WHAT IS BEING ASKED:
Look through the material below, count the lines containing the word "JSON", and state only the count.
•••••
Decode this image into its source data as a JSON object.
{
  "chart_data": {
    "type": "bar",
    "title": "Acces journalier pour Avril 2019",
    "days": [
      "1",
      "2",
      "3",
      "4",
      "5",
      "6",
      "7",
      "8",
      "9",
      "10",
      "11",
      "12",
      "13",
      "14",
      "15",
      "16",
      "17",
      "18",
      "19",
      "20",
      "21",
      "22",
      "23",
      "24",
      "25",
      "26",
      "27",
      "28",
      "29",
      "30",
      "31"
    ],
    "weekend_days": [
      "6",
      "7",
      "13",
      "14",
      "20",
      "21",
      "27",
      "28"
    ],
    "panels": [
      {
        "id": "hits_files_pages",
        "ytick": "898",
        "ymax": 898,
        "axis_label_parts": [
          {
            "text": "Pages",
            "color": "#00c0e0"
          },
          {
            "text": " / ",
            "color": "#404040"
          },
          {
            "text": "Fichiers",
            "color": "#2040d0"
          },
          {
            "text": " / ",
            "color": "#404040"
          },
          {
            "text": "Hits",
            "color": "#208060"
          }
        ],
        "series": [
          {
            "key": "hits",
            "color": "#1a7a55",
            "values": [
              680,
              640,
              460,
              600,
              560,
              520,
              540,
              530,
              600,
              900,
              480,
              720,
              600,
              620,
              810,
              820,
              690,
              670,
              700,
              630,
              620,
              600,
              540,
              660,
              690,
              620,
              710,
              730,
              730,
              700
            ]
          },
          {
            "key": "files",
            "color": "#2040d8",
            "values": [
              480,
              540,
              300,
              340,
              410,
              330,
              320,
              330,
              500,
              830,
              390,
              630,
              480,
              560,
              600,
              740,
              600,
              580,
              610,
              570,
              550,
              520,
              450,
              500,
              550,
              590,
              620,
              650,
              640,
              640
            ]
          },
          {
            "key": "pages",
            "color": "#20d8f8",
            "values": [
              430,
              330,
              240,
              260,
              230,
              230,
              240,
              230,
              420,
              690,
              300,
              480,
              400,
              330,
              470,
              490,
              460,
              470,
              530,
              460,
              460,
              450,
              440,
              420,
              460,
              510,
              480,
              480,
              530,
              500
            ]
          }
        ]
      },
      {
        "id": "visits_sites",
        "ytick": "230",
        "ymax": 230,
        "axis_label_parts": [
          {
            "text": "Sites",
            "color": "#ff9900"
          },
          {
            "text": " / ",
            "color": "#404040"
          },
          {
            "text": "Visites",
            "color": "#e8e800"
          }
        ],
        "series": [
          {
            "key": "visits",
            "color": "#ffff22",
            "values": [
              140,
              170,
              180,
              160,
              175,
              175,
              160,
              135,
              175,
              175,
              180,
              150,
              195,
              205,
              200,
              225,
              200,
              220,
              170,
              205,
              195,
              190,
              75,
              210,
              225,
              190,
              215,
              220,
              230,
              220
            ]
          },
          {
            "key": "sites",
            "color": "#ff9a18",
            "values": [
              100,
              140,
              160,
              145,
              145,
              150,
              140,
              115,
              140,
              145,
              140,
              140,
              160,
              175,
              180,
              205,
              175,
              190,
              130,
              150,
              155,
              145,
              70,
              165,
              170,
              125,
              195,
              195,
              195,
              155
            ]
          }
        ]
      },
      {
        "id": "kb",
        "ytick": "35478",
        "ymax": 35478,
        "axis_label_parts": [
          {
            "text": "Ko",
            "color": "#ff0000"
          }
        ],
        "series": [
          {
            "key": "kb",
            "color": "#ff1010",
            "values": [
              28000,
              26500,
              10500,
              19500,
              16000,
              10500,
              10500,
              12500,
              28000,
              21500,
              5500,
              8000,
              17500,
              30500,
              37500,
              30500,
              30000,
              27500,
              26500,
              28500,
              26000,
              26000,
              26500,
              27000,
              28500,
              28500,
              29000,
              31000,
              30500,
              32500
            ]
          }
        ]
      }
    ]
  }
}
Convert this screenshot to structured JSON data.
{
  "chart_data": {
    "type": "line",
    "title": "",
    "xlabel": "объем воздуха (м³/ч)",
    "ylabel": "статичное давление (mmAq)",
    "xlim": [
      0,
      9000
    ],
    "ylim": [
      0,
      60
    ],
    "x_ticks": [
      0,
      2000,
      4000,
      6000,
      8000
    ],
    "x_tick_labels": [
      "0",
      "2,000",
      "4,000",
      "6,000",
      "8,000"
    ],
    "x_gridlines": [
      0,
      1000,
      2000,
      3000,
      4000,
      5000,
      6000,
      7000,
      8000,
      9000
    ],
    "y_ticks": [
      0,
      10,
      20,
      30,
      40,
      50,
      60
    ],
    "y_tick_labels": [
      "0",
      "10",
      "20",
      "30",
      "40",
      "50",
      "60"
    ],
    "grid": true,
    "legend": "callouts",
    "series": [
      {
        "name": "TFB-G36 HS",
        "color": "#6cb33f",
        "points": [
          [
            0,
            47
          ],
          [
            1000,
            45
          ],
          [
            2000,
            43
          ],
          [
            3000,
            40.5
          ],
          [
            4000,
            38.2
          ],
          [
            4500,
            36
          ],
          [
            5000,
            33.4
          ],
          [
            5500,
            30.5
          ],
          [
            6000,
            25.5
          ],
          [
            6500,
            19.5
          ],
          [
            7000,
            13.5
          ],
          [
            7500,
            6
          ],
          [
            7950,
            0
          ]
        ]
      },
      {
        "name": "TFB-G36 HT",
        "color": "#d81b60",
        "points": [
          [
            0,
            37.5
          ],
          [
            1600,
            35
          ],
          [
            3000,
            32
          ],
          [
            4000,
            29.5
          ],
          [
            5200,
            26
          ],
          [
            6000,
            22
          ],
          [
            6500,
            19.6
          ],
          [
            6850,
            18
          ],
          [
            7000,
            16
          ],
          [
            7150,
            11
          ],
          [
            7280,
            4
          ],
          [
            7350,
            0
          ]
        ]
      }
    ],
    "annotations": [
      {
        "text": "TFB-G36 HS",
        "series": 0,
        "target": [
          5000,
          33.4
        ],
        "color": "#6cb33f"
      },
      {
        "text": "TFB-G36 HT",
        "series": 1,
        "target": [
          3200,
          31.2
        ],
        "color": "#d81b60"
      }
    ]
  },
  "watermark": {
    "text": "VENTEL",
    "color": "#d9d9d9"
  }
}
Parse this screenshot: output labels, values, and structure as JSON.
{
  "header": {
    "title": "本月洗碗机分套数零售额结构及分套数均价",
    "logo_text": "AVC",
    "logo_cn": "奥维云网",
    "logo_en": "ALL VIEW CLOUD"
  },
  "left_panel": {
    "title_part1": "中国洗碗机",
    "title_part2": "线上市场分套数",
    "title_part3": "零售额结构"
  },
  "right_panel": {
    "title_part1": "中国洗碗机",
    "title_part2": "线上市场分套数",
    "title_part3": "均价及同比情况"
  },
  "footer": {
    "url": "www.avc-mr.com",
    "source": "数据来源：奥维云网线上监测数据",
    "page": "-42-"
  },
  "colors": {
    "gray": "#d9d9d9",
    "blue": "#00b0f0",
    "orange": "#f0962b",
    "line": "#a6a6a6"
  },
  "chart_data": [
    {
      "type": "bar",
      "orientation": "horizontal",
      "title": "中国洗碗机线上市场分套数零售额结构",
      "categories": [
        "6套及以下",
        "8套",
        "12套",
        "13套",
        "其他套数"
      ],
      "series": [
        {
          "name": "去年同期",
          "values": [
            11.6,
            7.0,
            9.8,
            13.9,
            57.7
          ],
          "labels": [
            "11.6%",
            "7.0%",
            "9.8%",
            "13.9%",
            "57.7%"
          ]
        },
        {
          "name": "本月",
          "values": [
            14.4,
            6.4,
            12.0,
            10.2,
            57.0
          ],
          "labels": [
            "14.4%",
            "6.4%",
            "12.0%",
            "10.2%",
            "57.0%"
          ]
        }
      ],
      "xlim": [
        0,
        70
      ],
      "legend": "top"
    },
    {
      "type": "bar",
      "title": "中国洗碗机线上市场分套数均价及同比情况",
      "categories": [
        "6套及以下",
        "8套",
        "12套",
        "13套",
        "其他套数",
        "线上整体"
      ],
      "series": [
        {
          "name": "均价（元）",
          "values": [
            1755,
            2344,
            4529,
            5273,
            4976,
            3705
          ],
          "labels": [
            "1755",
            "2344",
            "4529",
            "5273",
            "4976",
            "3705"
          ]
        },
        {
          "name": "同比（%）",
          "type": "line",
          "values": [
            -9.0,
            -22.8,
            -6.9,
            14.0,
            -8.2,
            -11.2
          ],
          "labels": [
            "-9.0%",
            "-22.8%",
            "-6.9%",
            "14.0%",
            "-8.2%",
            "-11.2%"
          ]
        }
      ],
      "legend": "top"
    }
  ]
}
•••••
TASK SOLUTION:
3